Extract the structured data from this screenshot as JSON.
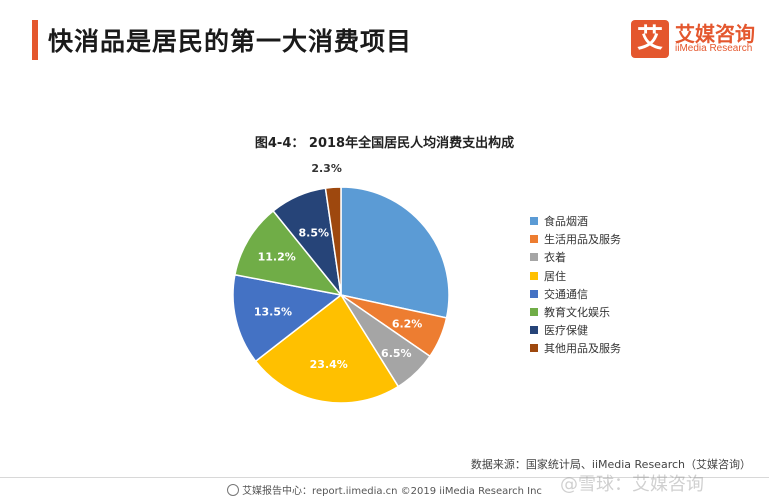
{
  "header": {
    "title": "快消品是居民的第一大消费项目",
    "accent_color": "#e4572e"
  },
  "logo": {
    "mark": "艾",
    "name_cn": "艾媒咨询",
    "name_en": "iiMedia Research"
  },
  "chart_data": {
    "type": "pie",
    "title": "图4-4： 2018年全国居民人均消费支出构成",
    "legend_position": "right",
    "categories": [
      "食品烟酒",
      "生活用品及服务",
      "衣着",
      "居住",
      "交通通信",
      "教育文化娱乐",
      "医疗保健",
      "其他用品及服务"
    ],
    "values": [
      28.4,
      6.2,
      6.5,
      23.4,
      13.5,
      11.2,
      8.5,
      2.3
    ],
    "labels": [
      "",
      "6.2%",
      "6.5%",
      "23.4%",
      "13.5%",
      "11.2%",
      "8.5%",
      "2.3%"
    ],
    "colors": [
      "#5b9bd5",
      "#ed7d31",
      "#a5a5a5",
      "#ffc000",
      "#4472c4",
      "#70ad47",
      "#264478",
      "#9e480e"
    ]
  },
  "source": "数据来源：国家统计局、iiMedia Research（艾媒咨询）",
  "footer": {
    "text": "艾媒报告中心：report.iimedia.cn    ©2019  iiMedia Research  Inc"
  },
  "watermark": "@雪球：艾媒咨询"
}
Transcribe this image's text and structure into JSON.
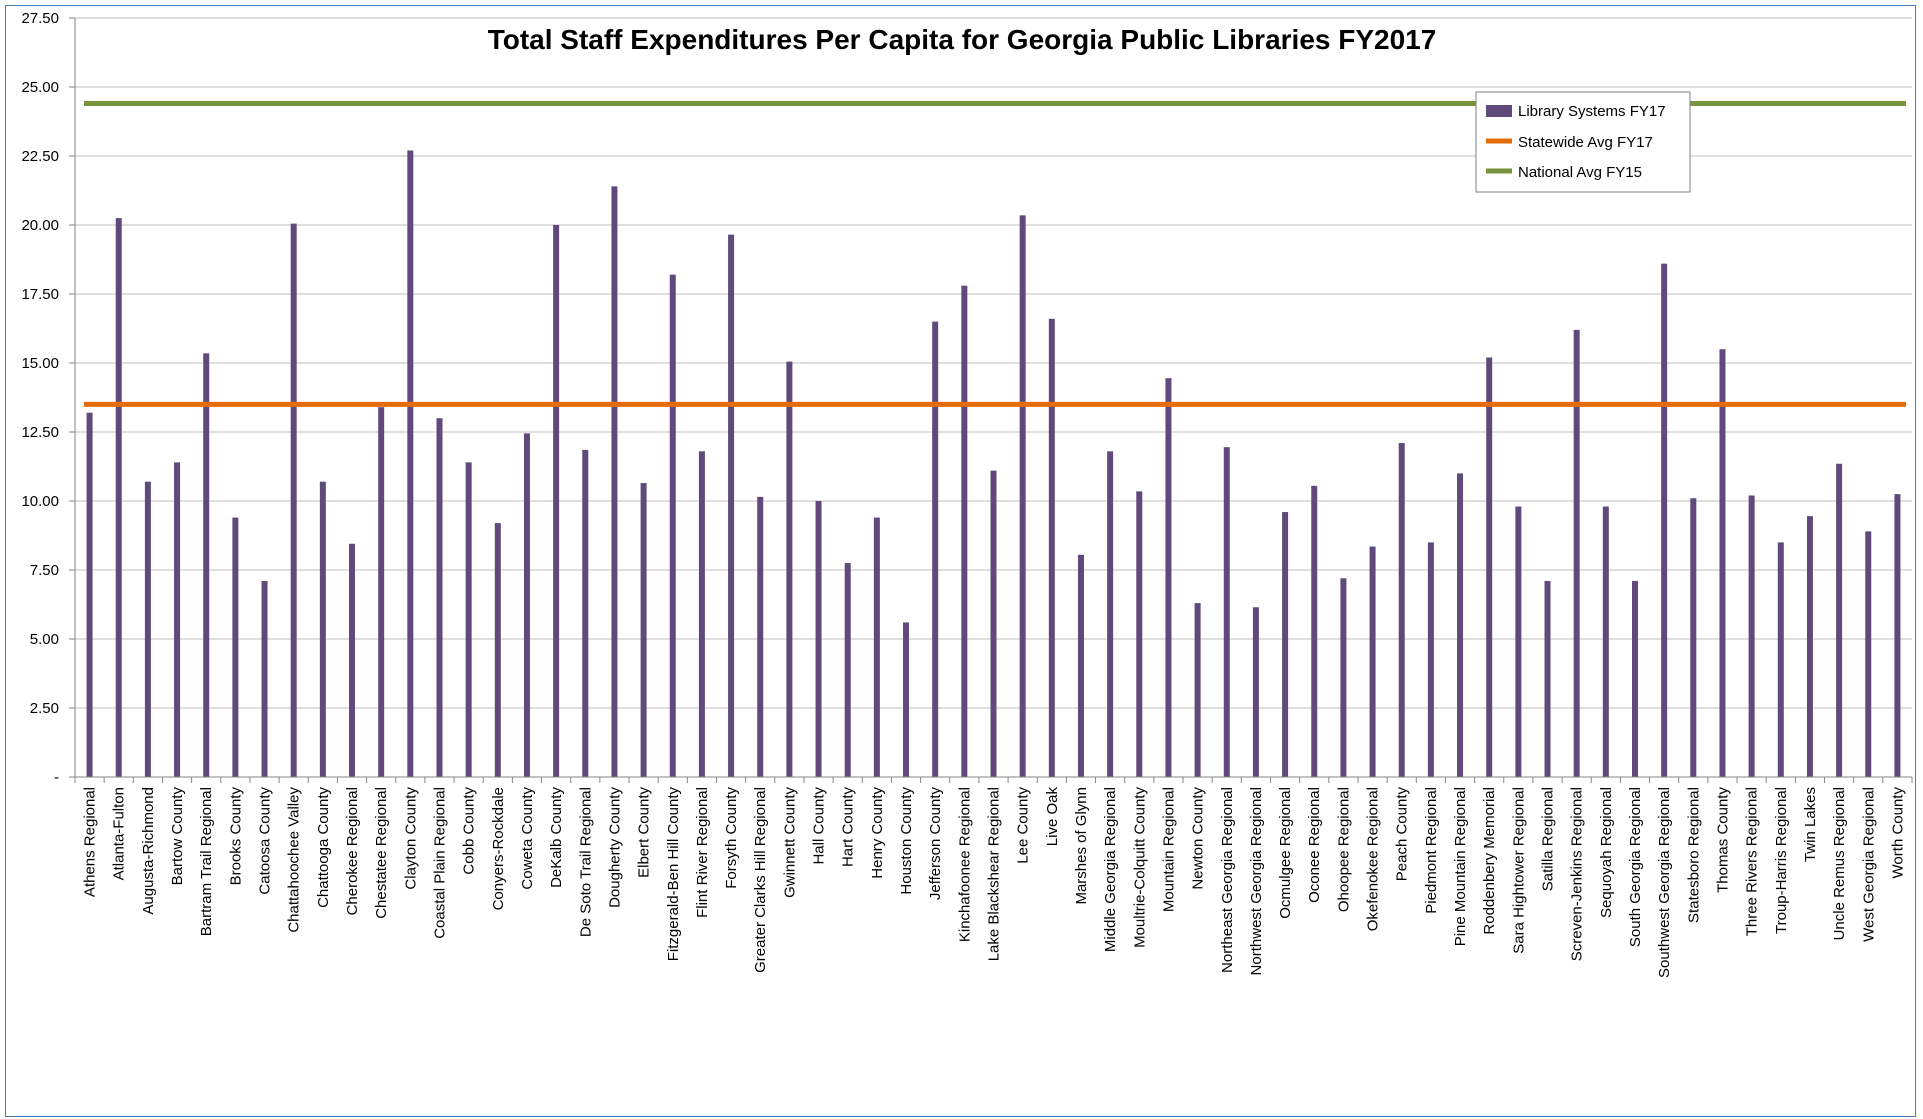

■ ■ ■ ■ ■ ■ ■

## Task requirements
List all lines from the entries that include the word "iiMedia".

## Response
    "name_en": "iiMedia Research"
  "source": "数据来源：国家统计局、iiMedia Research（艾媒咨询）",
    "text": "艾媒报告中心：report.iimedia.cn    ©2019  iiMedia Research  Inc"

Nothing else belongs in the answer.